- Provided text -

Academy of Catholic Thought and Imagination

The Academy of Catholic Thought and Imagination (ACTI) at Loyola Marymount University is a community of scholars who work in dialogue with the Roman Catholic intellectual tradition by developing, examining, communicating, or otherwise engaging the resources of Catholic thought and imagination, especially as it is informed by the Jesuit vision of Ignatius of Loyola. The Academy is a hub for scholarship, interdisciplinary research, pedagogy, and outreach on LMU’s campus and in the southwest United States. ACTI sponsors and co-sponsors events, supports interdisciplinary dialogue within the university, and publishes academic work promoting its mission.
Location
ACTI's offices are located on the 4th floor of the University Hall at Loyola Marymount University's campus in West Los Angeles near the cities of Playa Vista, Westchester, Santa Monica and Culver City. In collaboration with similar organizations, ACTI holds its events on the campus of Loyola Marymount University.
History
ACTI was instituted in April 2014 at the behest of then-university President David W. Burcham for the purpose of fulfilling one of the goals of the university's strategic plan: To create an interdisciplinary center that will build collaborations with and serve as a coordinating hub for academic departments, centers, and programs that promote research, study, and dialogue on faith, reason, social justice, and contemporary society. A committee put together by Rev. Allan Deck, S.J., (then) Casassa Chair for Catholic Social Values, and Dr. Joseph LaBrie, Special Assistant to the President, developed a plan for the institute, and Dr. LaBrie was appointed to the position of Interim Director. Dr. Brian Treanor was appointed Academic Director in March 2015.
Organization and Leadership
ACTI consists of a faculty board representative of the diverse disciplines of study at Loyola Marymount committed to interdisciplinary academics. The organization is directed by tenured professor and researcher at LMU Brian Treanor, PhD. Dr. Treanor, awarded the position of academic directorship in 2014, was Professor of Philosophy, Daum Professor of the Liberal Arts, and Director of the Environmental Studies Program at Loyola Marymount University, where he taught and researched since 2003. He received his Ph.D. from Boston College where he studied with Richard Kearney and Jacques Taminiaux. His dissertation focused on various ways of conceiving divine and human otherness, drawing on Catholic, Protestant, and Jewish philosophers. Dr. Treanor’s work takes its cue from the tradition of philosophical hermeneutics, but remains consciously interdisciplinary by engaging theology, literature, poetry, psychology, ecology, and other disciplines. He is the author or editor of six books; among his recent works are Emplotting Virtue (SUNY 2014), Interpreting Nature (co-editor, Fordham 2013), and Carnal Hermeneutics (Fordham 2015). Notably, Dr. Treanor is also well known for excellence in the classroom; he has received several teaching awards—including the President’s Fritz B. Burns Teaching Award.

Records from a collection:
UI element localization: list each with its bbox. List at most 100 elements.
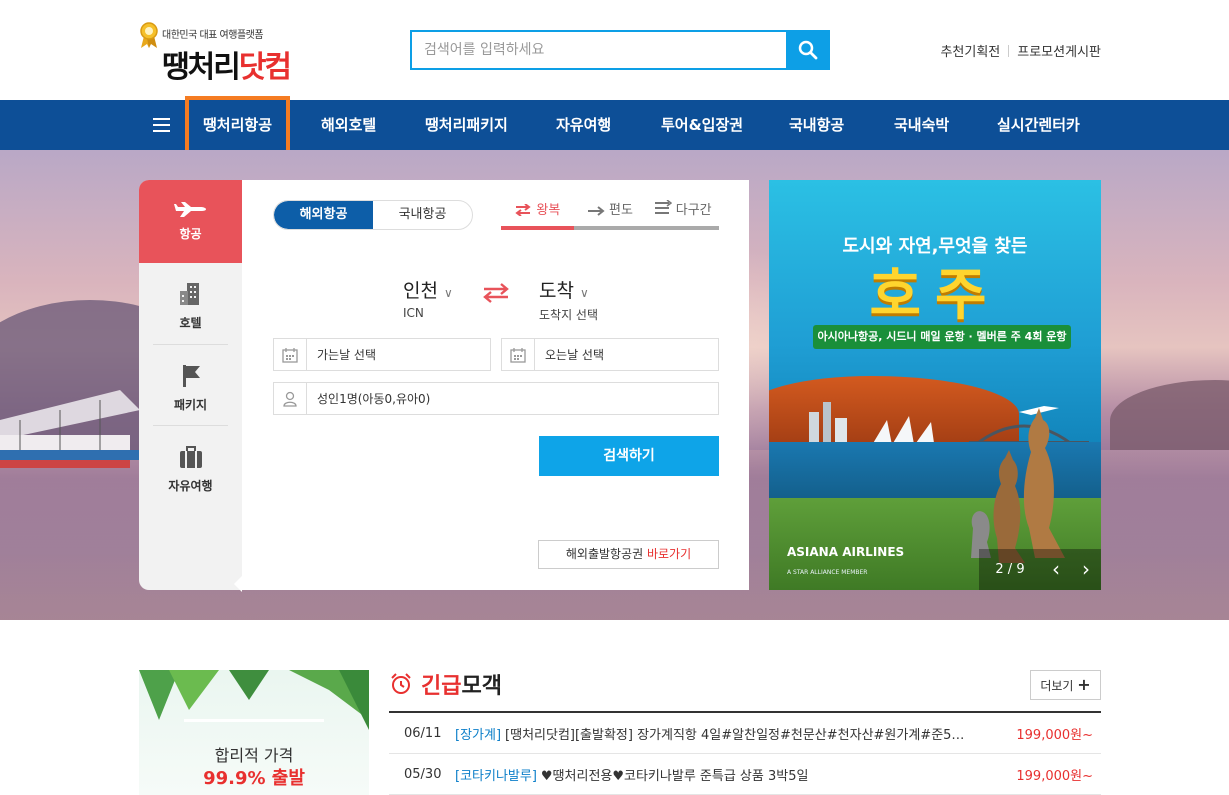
promo-line2: 99.9% 출발 [203, 768, 305, 789]
toggle-domestic-flight[interactable]: 국내항공 [373, 201, 472, 229]
nav-item-flight-deals[interactable]: 땡처리항공 [185, 96, 291, 154]
flight-scope-toggle: 해외항공 국내항공 [273, 200, 473, 230]
arrow-right-icon [588, 206, 605, 216]
site-logo[interactable]: 대한민국 대표 여행플랫폼 땡처리닷컴 [138, 22, 308, 86]
hamburger-menu-icon[interactable] [153, 118, 170, 132]
arrival-city-hint: 도착지 선택 [539, 308, 599, 322]
divider [184, 719, 324, 722]
nav-item-overseas-hotel[interactable]: 해외호텔 [321, 100, 376, 150]
urgent-section-title: 긴급 모객 [389, 668, 502, 700]
tab-hotel[interactable]: 호텔 [139, 281, 242, 331]
promo-line1: 합리적 가격 [214, 746, 294, 765]
divider [1008, 44, 1010, 57]
item-date: 05/30 [404, 766, 442, 782]
medal-icon [140, 22, 158, 48]
arrival-city-select[interactable]: 도착 ∨ 도착지 선택 [539, 276, 598, 323]
top-links: 추천기획전 프로모션게시판 [940, 41, 1101, 60]
chevron-right-icon[interactable]: › [1071, 549, 1101, 590]
site-header: 대한민국 대표 여행플랫폼 땡처리닷컴 추천기획전 프로모션게시판 [0, 0, 1229, 100]
trip-type-round-label: 왕복 [536, 203, 561, 218]
nav-item-free-travel[interactable]: 자유여행 [556, 100, 611, 150]
logo-tagline: 대한민국 대표 여행플랫폼 [162, 30, 264, 41]
tab-package[interactable]: 패키지 [139, 363, 242, 413]
promo-thumbnail[interactable]: 합리적 가격 99.9% 출발 [139, 670, 369, 795]
tab-hotel-label: 호텔 [179, 316, 202, 330]
alarm-clock-icon [391, 673, 411, 694]
item-tag: [코타키나발루] [455, 768, 537, 784]
person-icon [283, 391, 297, 407]
flag-icon [182, 365, 200, 387]
item-tag: [장가계] [455, 727, 502, 743]
search-box [410, 30, 830, 70]
round-trip-arrows-icon [515, 203, 532, 217]
chevron-left-icon[interactable]: ‹ [1041, 549, 1071, 590]
main-nav: 땡처리항공 해외호텔 땡처리패키지 자유여행 투어&입장권 국내항공 국내숙박 … [0, 96, 1229, 154]
trip-type-multi[interactable]: 다구간 [646, 199, 720, 230]
tab-flight-label: 항공 [179, 227, 202, 241]
item-price: 199,000원~ [1016, 768, 1093, 784]
depart-date-field[interactable]: 가는날 선택 [273, 338, 491, 371]
tab-free-travel[interactable]: 자유여행 [139, 446, 242, 494]
category-tabs: 항공 호텔 패키지 자유여행 [139, 180, 250, 592]
trip-type-round[interactable]: 왕복 [501, 200, 574, 230]
trip-type-oneway[interactable]: 편도 [573, 200, 647, 230]
divider [153, 425, 228, 426]
departure-city-code: ICN [403, 306, 424, 320]
item-desc: [땡처리닷컴][출발확정] 장가계직항 4일#알찬일정#천문산#천자산#원가계#… [505, 727, 965, 743]
logo-text-a: 땡처리 [162, 50, 241, 85]
tab-free-travel-label: 자유여행 [168, 479, 213, 493]
promo-banner[interactable]: 도시와 자연,무엇을 찾든 호주 아시아나항공, 시드니 매일 운항 · 멜버른… [769, 180, 1101, 590]
kangaroo-illustration [971, 408, 1065, 563]
list-item[interactable]: 06/11 [장가계] [땡처리닷컴][출발확정] 장가계직항 4일#알찬일정#… [389, 713, 1101, 754]
banner-pager: 2 / 9 ‹ › [979, 549, 1101, 590]
nav-item-rent-car[interactable]: 실시간렌터카 [997, 100, 1080, 150]
more-label: 더보기 [1040, 679, 1074, 693]
swap-cities-icon[interactable] [482, 283, 510, 303]
urgent-title-red: 긴급 [421, 674, 462, 699]
banner-page-counter: 2 / 9 [995, 562, 1025, 577]
plus-icon: + [1077, 675, 1091, 694]
nav-item-package[interactable]: 땡처리패키지 [425, 100, 508, 150]
toggle-overseas-flight[interactable]: 해외항공 [274, 201, 373, 229]
ticket-link-cta: 바로가기 [646, 547, 692, 561]
ticket-link-text: 해외출발항공권 [565, 547, 644, 561]
search-icon [798, 40, 818, 60]
building-icon [179, 283, 199, 305]
airplane-icon [173, 202, 206, 217]
flight-search-button[interactable]: 검색하기 [539, 436, 719, 476]
panel-notch [234, 576, 242, 592]
more-button[interactable]: 더보기 + [1030, 670, 1101, 700]
return-date-text: 오는날 선택 [545, 348, 605, 362]
nav-item-tour-tickets[interactable]: 투어&입장권 [661, 100, 743, 150]
tab-package-label: 패키지 [173, 398, 208, 412]
search-button[interactable] [786, 30, 830, 70]
list-item[interactable]: 05/30 [코타키나발루] ♥땡처리전용♥코타키나발루 준특급 상품 3박5일… [389, 754, 1101, 795]
trip-type-tabs: 왕복 편도 다구간 [501, 199, 720, 230]
trip-type-oneway-label: 편도 [609, 203, 633, 218]
overseas-departure-ticket-link[interactable]: 해외출발항공권 바로가기 [538, 540, 719, 569]
suitcase-icon [179, 446, 202, 468]
departure-city-select[interactable]: 인천 ∨ ICN [403, 276, 453, 320]
boat-illustration [0, 390, 140, 468]
nav-item-domestic-flight[interactable]: 국내항공 [789, 100, 844, 150]
chevron-down-icon: ∨ [443, 286, 453, 300]
top-link-recommend[interactable]: 추천기획전 [940, 41, 1000, 60]
passenger-text: 성인1명(아동0,유아0) [317, 392, 431, 406]
urgent-title-black: 모객 [461, 674, 502, 699]
return-date-field[interactable]: 오는날 선택 [501, 338, 719, 371]
logo-wordmark: 땡처리닷컴 [162, 42, 292, 86]
logo-text-b: 닷컴 [238, 50, 292, 85]
banner-ribbon: 아시아나항공, 시드니 매일 운항 · 멜버른 주 4회 운항 [813, 325, 1071, 349]
top-link-promotion[interactable]: 프로모션게시판 [1017, 41, 1101, 60]
search-input[interactable] [412, 32, 782, 68]
flight-search-panel: 해외항공 국내항공 왕복 편도 다구간 인천 ∨ ICN 도착 ∨ 도착지 선택… [242, 180, 749, 590]
tab-flight[interactable]: 항공 [139, 180, 250, 263]
banner-title: 호주 [869, 263, 1001, 328]
nav-item-domestic-stay[interactable]: 국내숙박 [894, 100, 949, 150]
airline-logo-text: ASIANA AIRLINES [787, 545, 905, 559]
trip-type-multi-label: 다구간 [675, 203, 712, 218]
divider [153, 344, 228, 345]
passenger-field[interactable]: 성인1명(아동0,유아0) [273, 382, 719, 415]
calendar-icon [510, 347, 526, 363]
arrival-city-name: 도착 [539, 280, 574, 302]
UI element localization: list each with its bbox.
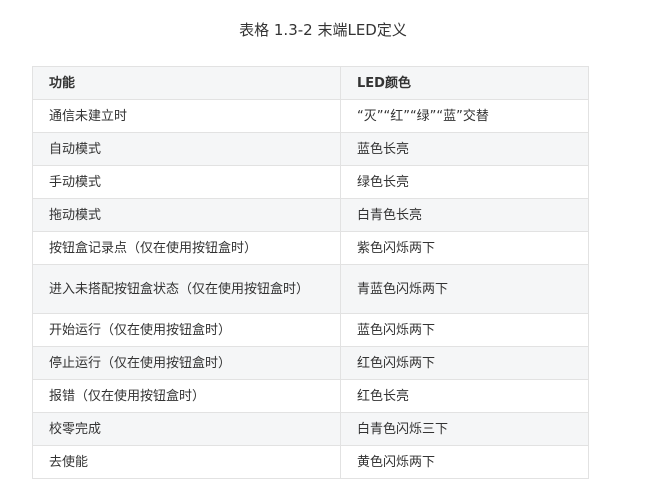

- Challenges -
A) Please rewrite the lines of the records from the one containing "promo-line2: 99.9% 출발 [203, 768, 305, 789]" through the one containing "hamburger-menu-icon[interactable] [153, 118, 170, 132]", both included, as a numbered list, skipping any blank lines.
B) Extend the text on the Academy of Catholic Thought and Imagination, starting right after its last sentence.

- Exercise responses -
A)
1. promo-line2: 99.9% 출발 [203, 768, 305, 789]
2. toggle-domestic-flight[interactable]: 국내항공 [373, 201, 472, 229]
3. nav-item-flight-deals[interactable]: 땡처리항공 [185, 96, 291, 154]
4. flight-scope-toggle: 해외항공 국내항공 [273, 200, 473, 230]
5. arrow-right-icon [588, 206, 605, 216]
6. site-logo[interactable]: 대한민국 대표 여행플랫폼 땡처리닷컴 [138, 22, 308, 86]
7. hamburger-menu-icon[interactable] [153, 118, 170, 132]

B)
Dr. Treanor offers a wide range of advanced courses in hermeneutics, philosophy of religion, philosophy of literature, and environmental philosophy, as well as core classes in Environmental Ethics, Philosophical Inquiry, and, most recently, LMU’s new Freshmen First Year Seminars. With colleagues in the Bellarmine College of Liberal Arts, he has recently launched the Great Books Learning Community. He has twice been honored by the Associated Students of LMU as Teacher of the Year and was given the university’s highest honor: the President’s Fritz B. Burns Teaching Award in 2011.
In support of LMU's mission, Professor Treanor has served on the Committee for Mission and Identity, Western Conversations in Jesuit Higher Education, the Catholic Studies Advisory Council, and New Faculty Orientation. Beyond LMU, he was a participant in the Collegium Colloquy on Faith and the Intellectual Life (2001) and served on the Executive Committees of the American Catholic Philosophical Association, the Gabriel Marcel Society, the International Association of Environmental Philosophy, and the Pacific Association for the Continental Tradition.
To ensure synergy among various related initiatives at LMU, BCLA Dean Robbin Crabtree appointed Dr. Treanor to a term as the Casassa Chair of Social Values when he was appointed Academic Director of the Academy of Catholic Thought and Imagination. The decision to link the Academy with the Casassa Chair highlights the strategic importance of the Academy as a hub for high quality intellectual and creative activity in dialogue with the Catholic intellectual and imaginative traditions at LMU.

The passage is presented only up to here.